- Given instruction: Each line of the listing must be transcribed exactly, except for the images, which should be excluded.
::::::::
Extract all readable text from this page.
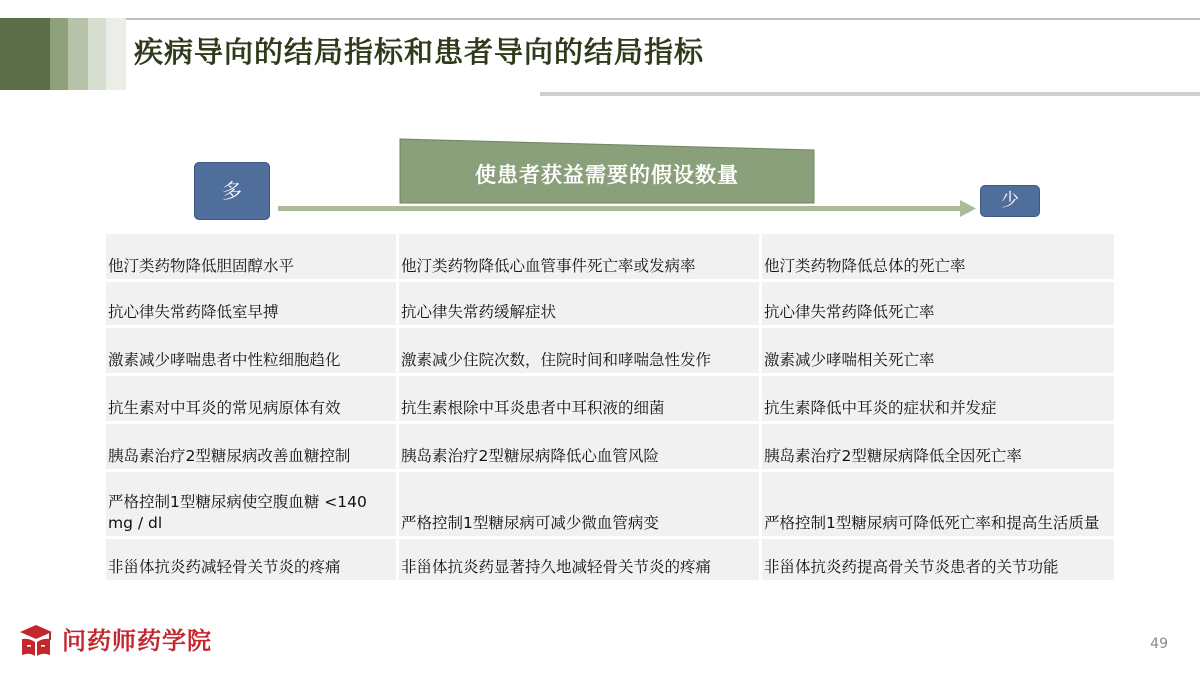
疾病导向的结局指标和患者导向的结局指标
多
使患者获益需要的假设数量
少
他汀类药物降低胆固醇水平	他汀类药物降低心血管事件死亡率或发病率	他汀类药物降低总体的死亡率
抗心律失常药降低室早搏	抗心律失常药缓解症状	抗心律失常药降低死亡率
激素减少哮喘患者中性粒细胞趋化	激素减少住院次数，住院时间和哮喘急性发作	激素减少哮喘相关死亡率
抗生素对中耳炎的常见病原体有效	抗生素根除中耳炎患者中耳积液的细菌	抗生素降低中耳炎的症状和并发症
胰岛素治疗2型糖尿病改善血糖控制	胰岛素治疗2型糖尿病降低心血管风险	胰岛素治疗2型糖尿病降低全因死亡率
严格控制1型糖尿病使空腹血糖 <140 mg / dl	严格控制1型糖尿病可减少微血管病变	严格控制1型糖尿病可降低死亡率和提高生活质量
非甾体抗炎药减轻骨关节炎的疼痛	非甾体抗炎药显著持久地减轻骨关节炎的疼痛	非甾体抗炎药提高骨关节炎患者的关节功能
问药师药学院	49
::::::::
- Exercise response:
Extract all readable text from this page.
疾病导向的结局指标和患者导向的结局指标
多
使患者获益需要的假设数量
少
他汀类药物降低胆固醇水平	他汀类药物降低心血管事件死亡率或发病率	他汀类药物降低总体的死亡率
抗心律失常药降低室早搏	抗心律失常药缓解症状	抗心律失常药降低死亡率
激素减少哮喘患者中性粒细胞趋化	激素减少住院次数，住院时间和哮喘急性发作	激素减少哮喘相关死亡率
抗生素对中耳炎的常见病原体有效	抗生素根除中耳炎患者中耳积液的细菌	抗生素降低中耳炎的症状和并发症
胰岛素治疗2型糖尿病改善血糖控制	胰岛素治疗2型糖尿病降低心血管风险	胰岛素治疗2型糖尿病降低全因死亡率
严格控制1型糖尿病使空腹血糖 <140 mg / dl	严格控制1型糖尿病可减少微血管病变	严格控制1型糖尿病可降低死亡率和提高生活质量
非甾体抗炎药减轻骨关节炎的疼痛	非甾体抗炎药显著持久地减轻骨关节炎的疼痛	非甾体抗炎药提高骨关节炎患者的关节功能
问药师药学院	49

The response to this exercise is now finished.